WHAT IS EXPECTED ::
Work out how many lines hold the string "domsagors". The answer is a single number, nothing more.

>> start

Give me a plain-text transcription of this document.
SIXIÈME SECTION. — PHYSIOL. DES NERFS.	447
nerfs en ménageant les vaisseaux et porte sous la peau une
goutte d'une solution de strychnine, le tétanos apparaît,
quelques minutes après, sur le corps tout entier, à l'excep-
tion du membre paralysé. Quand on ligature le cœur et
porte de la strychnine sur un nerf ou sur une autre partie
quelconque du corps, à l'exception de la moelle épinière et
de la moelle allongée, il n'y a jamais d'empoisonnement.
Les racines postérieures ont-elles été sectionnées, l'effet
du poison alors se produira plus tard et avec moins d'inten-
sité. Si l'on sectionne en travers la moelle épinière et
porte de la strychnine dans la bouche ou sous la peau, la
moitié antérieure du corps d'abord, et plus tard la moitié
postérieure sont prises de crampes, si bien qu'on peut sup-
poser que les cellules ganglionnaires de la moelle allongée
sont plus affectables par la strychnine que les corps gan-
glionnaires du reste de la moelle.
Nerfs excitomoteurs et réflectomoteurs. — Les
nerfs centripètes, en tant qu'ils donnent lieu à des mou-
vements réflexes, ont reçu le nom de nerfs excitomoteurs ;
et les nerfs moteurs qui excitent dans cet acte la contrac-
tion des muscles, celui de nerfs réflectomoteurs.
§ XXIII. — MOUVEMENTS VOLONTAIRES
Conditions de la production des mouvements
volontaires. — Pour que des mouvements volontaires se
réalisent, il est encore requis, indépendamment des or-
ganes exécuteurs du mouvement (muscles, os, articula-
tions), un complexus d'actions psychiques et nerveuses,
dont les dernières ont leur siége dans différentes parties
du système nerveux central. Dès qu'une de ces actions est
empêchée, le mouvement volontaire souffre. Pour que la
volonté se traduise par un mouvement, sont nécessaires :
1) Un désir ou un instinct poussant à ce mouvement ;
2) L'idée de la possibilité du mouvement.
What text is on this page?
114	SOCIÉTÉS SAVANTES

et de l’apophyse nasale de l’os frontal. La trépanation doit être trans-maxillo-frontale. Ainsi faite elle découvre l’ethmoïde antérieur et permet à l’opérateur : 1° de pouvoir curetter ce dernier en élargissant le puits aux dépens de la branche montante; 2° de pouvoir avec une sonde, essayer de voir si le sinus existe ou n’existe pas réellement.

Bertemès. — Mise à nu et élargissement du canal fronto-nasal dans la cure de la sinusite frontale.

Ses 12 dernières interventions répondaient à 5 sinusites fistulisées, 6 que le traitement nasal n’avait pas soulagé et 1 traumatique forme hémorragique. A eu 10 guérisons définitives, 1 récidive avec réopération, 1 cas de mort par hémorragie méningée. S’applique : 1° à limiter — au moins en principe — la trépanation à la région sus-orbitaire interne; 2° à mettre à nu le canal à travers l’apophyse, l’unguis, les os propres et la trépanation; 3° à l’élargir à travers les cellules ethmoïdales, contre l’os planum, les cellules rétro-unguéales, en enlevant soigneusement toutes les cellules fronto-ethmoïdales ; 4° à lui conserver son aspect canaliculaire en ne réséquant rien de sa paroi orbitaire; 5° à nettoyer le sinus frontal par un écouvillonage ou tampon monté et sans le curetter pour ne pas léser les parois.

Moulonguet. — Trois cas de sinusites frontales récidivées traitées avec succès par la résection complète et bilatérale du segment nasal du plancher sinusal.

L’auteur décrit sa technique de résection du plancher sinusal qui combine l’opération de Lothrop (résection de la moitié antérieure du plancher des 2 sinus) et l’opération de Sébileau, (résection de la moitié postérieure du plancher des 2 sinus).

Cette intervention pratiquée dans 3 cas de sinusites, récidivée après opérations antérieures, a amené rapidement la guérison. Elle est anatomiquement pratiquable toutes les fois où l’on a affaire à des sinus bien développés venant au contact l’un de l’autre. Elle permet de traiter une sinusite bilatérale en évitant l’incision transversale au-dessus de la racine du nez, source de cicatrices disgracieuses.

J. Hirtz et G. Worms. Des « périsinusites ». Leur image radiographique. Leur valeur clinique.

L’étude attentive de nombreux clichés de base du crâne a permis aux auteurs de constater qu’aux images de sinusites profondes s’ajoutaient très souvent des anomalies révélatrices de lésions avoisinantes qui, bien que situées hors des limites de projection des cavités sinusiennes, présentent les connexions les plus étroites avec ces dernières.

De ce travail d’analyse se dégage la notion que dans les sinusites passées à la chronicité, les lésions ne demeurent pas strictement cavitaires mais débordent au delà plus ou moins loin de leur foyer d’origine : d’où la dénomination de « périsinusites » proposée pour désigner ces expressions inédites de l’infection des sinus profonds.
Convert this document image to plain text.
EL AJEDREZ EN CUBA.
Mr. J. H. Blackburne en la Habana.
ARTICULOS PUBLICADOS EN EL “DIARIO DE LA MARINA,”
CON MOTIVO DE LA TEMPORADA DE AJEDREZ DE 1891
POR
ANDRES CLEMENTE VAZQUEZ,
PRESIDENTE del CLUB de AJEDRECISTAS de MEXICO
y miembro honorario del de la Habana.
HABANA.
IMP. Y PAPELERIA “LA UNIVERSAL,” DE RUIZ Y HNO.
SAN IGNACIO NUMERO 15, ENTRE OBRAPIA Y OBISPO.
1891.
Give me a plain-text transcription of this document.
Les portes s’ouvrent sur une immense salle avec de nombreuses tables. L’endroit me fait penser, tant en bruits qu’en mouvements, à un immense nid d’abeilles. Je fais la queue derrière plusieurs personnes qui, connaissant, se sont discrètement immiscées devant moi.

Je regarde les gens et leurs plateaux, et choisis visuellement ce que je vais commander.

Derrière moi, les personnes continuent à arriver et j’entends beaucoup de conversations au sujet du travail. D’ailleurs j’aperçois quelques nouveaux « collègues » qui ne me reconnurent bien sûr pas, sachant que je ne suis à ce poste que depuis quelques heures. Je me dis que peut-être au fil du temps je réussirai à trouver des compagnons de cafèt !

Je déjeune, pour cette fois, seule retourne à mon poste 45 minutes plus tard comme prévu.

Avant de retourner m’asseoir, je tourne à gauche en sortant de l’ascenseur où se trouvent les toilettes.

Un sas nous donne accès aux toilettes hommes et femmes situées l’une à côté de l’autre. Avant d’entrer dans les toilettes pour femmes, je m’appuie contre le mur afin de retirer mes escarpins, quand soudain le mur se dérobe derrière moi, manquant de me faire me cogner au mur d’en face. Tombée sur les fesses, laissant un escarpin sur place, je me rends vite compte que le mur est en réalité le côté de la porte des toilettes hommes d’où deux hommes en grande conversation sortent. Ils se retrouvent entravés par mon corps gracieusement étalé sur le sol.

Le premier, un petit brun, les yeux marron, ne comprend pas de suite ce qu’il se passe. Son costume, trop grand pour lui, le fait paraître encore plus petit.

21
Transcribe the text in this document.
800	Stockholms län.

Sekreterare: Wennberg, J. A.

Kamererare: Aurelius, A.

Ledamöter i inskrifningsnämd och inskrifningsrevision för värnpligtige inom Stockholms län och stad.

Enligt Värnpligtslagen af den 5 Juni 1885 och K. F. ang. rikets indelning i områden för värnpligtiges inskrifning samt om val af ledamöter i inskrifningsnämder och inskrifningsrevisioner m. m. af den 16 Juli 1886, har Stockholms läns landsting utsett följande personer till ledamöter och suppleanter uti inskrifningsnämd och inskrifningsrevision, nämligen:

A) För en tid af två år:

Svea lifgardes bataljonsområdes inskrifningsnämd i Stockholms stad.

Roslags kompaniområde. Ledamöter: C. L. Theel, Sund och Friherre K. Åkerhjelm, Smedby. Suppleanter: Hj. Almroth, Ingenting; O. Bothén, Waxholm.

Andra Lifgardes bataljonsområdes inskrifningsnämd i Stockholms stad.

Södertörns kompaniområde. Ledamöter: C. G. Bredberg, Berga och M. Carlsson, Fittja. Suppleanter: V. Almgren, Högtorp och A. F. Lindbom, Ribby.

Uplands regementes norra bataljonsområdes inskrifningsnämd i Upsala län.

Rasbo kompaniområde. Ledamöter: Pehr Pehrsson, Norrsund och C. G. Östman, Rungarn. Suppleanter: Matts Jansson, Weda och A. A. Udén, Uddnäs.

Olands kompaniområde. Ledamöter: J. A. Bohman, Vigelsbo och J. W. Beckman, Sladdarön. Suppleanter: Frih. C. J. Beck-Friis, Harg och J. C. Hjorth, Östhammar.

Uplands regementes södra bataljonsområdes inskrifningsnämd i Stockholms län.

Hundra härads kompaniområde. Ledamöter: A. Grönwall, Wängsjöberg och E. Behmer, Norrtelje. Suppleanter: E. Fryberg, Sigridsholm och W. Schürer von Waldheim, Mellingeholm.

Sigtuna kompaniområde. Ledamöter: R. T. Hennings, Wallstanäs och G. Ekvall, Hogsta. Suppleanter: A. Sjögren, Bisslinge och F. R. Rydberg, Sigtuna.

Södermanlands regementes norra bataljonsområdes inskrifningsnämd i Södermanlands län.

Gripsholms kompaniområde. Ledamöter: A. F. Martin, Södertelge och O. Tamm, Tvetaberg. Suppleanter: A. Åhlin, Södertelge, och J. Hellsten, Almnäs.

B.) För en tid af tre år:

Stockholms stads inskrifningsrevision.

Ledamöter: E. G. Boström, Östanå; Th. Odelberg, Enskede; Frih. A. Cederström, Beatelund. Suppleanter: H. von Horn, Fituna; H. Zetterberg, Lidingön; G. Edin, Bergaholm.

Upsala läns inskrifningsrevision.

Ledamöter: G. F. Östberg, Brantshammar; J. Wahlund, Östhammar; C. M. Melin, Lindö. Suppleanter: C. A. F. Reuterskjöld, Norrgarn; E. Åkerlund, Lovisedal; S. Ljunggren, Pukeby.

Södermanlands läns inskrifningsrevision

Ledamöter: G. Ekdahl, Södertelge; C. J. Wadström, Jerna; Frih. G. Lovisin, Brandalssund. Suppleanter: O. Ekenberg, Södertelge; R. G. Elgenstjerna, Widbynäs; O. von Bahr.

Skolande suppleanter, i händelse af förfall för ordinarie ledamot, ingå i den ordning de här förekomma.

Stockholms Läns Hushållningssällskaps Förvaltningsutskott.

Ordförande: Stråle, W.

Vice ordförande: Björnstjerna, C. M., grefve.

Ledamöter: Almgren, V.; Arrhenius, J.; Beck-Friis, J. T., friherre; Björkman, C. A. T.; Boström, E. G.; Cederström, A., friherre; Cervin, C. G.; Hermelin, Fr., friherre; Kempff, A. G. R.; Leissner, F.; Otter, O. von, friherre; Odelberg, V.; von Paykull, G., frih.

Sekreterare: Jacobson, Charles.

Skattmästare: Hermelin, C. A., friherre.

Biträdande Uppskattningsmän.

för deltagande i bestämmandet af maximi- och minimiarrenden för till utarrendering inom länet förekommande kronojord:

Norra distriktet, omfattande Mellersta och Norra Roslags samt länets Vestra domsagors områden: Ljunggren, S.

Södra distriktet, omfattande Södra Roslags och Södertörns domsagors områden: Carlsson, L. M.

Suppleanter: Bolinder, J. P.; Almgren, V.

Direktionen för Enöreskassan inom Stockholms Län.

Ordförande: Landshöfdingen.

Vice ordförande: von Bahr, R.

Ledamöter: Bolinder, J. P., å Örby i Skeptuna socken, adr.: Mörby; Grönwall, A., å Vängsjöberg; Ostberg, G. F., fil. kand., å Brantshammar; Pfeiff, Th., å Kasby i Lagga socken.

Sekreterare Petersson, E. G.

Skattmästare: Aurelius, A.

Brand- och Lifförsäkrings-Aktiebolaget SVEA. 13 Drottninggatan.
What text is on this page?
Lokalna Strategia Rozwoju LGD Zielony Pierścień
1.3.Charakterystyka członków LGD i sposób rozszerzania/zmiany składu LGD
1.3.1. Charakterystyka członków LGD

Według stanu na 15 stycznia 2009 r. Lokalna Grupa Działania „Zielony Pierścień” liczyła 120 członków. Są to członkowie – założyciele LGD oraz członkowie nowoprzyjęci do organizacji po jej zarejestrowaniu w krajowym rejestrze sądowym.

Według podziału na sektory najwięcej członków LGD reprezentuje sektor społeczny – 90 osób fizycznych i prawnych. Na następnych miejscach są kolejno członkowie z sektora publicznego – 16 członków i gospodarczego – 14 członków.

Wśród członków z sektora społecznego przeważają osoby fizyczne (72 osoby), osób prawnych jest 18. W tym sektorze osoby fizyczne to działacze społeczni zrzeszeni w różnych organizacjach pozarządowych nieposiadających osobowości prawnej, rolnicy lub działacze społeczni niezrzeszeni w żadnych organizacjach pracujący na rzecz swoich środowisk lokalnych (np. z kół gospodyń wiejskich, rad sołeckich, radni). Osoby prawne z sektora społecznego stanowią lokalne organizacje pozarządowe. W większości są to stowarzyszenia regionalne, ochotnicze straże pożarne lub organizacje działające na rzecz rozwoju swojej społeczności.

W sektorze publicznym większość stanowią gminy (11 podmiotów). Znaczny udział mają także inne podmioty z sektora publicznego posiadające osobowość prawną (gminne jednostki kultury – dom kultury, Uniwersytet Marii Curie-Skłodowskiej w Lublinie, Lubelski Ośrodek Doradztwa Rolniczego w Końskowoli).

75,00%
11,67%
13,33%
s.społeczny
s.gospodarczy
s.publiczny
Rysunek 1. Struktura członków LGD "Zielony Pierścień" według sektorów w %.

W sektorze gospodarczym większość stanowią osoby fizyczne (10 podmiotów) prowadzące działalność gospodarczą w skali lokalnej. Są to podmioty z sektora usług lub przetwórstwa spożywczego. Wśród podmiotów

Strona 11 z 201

>> end

COMPLETED EXERCISE ::
2